Text block:
——————————
Legal
Terms & Conditions
Effective date: 19 February 2024
Last updated:
Sinocar Automotive and Brokerage LLC-FZ
These Terms and Conditions ("Terms") govern all commercial relationships between Sinocar Automotive and Brokerage LLC-FZ ("the Company", "we", "us") and any individual, company, or legal entity ("Client", "you") that places an order, enters into a contract, or otherwise engages our services. By transacting with us in any form — including by submitting a purchase order, signing a contract, or making a payment — you acknowledge that you have read, understood, and agree to be bound by these Terms in full. If you do not agree, you must not engage our services.
Article 1
General Provisions
These Terms constitute the entire agreement between the Company and the Client with respect to their subject matter and supersede all prior negotiations, representations, understandings, or agreements, whether oral or written.
The Company is incorporated under the laws of the United Arab Emirates and operates from Ras Al Khaimah, UAE. Our registered address is available upon written request.
We reserve the right to amend these Terms at any time. Updated Terms take effect upon publication on this page. Continued engagement with the Company following any amendment constitutes acceptance of the revised Terms.
Article 2
Products & Quality
- All new auto spare parts and components are sourced exclusively from verified manufacturers and authorised distributors and carry applicable manufacturer warranties where provided.
- Used auto spare parts are individually inspected, tested, and graded prior to offer for sale. A written condition report is available upon request for any used item.
- Product descriptions, specifications, and images are provided in good faith and are as accurate as reasonably possible. Minor variances in specifications, dimensions, or finish may occur and do not constitute grounds for return or claim.
- The Company is not liable for any damage, malfunction, or personal injury arising from incorrect installation, modification, or use of parts by the Client or any third party.
- Compatibility of parts with specific vehicle models is the Client's responsibility to verify prior to ordering. The Company may provide guidance but does not warrant fitment.
Article 3
Orders & Pricing
- All orders must be confirmed in writing — by email or by a signed Purchase Order — to be binding. Verbal agreements are not binding.
- Prices are quoted in United States Dollars (USD) unless otherwise agreed in writing. All quotations are valid for seven (7) calendar days from the date of issue, after which they must be reconfirmed.
- The Company reserves the right to withdraw or amend a quotation at any time before a written order confirmation is issued.
- Value Added Tax (VAT) at the applicable rate will be charged where required under UAE law.
- Bulk orders or repeat supply agreements may be subject to separately negotiated pricing terms confirmed in a signed supply agreement.
Article 4
Payment Terms
- Standard payment terms are fifty percent (50%) advance payment upon order confirmation, with the remaining fifty percent (50%) due prior to dispatch, unless alternative credit terms are agreed in writing and signed by both parties.
——————————
Tasks:
- A) Reproduce verbatim the part of the terms and conditions that opens with the words containing "- Product descriptions, specifications, and" and closes with "return or claim.".
- B) According to the terms and conditions, for how long does a quotation from the Company remain valid?

Information supplied:
——————————
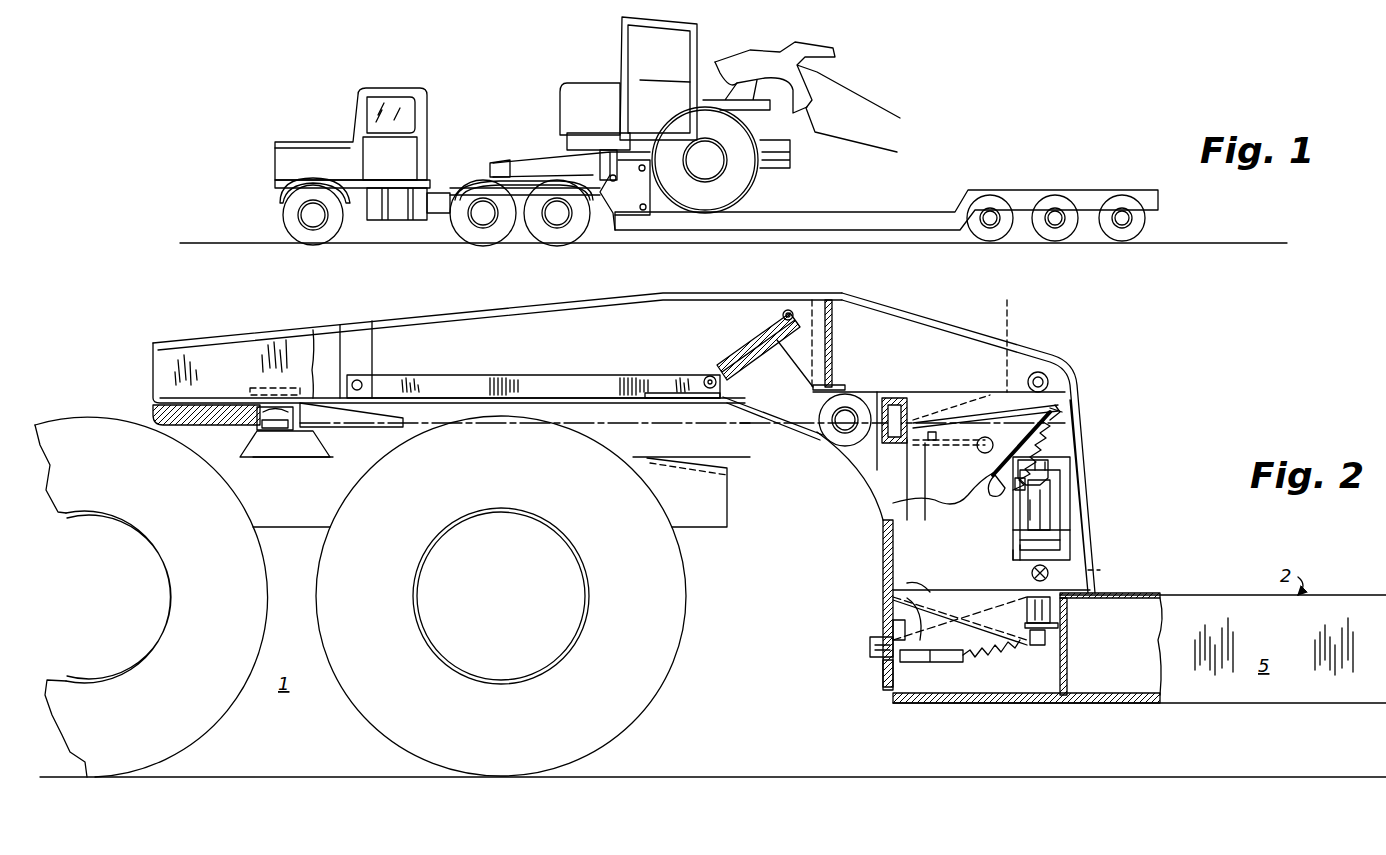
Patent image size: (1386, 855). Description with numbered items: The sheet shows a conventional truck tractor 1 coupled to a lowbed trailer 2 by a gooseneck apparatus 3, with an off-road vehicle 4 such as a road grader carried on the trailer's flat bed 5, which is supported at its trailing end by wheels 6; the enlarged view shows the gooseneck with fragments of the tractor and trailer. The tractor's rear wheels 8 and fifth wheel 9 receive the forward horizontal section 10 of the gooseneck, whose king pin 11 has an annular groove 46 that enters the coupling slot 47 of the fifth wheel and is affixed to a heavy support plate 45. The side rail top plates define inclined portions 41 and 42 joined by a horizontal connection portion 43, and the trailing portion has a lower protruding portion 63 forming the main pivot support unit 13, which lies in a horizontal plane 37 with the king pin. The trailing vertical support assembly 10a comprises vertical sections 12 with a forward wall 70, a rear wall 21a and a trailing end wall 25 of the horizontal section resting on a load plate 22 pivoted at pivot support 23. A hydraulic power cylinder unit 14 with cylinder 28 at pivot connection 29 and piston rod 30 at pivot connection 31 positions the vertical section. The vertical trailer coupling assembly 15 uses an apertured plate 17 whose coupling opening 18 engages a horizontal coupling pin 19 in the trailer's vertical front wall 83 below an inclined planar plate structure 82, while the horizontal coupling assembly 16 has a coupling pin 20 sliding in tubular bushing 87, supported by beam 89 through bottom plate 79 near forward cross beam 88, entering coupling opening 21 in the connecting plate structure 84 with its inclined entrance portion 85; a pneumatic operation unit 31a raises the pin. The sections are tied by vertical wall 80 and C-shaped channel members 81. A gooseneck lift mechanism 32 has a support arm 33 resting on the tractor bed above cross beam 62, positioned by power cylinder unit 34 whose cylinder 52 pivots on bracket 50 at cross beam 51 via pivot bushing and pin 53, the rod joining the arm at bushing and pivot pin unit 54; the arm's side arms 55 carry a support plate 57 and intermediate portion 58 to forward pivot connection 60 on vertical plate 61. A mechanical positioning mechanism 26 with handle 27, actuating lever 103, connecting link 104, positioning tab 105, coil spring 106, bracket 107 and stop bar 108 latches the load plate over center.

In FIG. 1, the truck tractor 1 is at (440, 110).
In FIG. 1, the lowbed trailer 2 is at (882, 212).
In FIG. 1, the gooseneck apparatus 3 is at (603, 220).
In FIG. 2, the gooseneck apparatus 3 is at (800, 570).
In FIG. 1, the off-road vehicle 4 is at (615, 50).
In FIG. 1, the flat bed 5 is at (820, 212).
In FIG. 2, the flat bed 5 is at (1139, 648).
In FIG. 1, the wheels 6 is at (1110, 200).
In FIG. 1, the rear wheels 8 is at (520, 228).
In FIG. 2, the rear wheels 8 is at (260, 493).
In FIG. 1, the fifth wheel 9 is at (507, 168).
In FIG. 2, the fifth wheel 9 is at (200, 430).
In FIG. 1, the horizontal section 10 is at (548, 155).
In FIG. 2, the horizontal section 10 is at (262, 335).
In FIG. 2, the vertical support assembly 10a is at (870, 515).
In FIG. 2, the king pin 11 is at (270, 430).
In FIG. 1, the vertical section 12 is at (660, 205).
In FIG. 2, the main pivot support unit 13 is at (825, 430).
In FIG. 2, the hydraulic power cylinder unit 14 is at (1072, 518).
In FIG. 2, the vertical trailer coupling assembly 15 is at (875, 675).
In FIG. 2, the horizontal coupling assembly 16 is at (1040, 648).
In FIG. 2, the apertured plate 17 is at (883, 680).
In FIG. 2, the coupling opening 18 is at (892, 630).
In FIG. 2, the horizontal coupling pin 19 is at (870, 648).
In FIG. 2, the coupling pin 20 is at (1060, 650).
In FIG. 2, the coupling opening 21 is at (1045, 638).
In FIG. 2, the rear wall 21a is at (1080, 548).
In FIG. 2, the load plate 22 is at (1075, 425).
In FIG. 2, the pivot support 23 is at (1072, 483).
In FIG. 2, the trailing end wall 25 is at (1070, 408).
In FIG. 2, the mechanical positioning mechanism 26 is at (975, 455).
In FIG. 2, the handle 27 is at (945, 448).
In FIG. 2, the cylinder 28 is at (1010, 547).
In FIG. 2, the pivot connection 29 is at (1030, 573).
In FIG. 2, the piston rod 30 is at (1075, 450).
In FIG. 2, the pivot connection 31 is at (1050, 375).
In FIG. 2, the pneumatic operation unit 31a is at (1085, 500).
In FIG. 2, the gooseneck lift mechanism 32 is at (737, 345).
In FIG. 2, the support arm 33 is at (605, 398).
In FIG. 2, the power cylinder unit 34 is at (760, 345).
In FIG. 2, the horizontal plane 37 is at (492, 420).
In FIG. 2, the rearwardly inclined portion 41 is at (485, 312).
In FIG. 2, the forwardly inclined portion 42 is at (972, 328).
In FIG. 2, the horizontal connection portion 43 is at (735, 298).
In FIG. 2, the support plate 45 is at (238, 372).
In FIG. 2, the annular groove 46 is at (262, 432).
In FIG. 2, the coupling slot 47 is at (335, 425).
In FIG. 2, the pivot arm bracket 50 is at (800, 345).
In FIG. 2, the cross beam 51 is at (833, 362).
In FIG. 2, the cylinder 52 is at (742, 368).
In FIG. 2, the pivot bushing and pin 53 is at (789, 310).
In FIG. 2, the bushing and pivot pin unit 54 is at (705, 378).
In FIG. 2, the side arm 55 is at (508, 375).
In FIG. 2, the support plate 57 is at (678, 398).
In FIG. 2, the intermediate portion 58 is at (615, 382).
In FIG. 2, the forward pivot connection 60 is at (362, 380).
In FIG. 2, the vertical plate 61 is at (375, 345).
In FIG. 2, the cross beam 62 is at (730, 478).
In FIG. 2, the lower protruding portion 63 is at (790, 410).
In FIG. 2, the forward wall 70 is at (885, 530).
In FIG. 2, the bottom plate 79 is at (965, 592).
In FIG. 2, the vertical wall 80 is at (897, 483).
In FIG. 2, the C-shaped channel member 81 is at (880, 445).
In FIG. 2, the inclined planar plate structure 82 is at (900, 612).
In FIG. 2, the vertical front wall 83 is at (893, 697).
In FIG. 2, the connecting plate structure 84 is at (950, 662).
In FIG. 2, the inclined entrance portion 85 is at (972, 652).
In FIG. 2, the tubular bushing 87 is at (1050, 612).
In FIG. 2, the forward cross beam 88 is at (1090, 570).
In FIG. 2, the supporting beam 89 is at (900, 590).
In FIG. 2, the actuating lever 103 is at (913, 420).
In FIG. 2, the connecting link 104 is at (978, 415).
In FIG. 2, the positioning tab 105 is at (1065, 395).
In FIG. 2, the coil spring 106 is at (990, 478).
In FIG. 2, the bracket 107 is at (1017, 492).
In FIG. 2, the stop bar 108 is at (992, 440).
——————————
Exercise answers:
- A)
- Product descriptions, specifications, and images are provided in good faith and are as accurate as reasonably possible. Minor variances in specifications, dimensions, or finish may occur and do not constitute grounds for return or claim.

- B) Seven calendar days from the date of issue.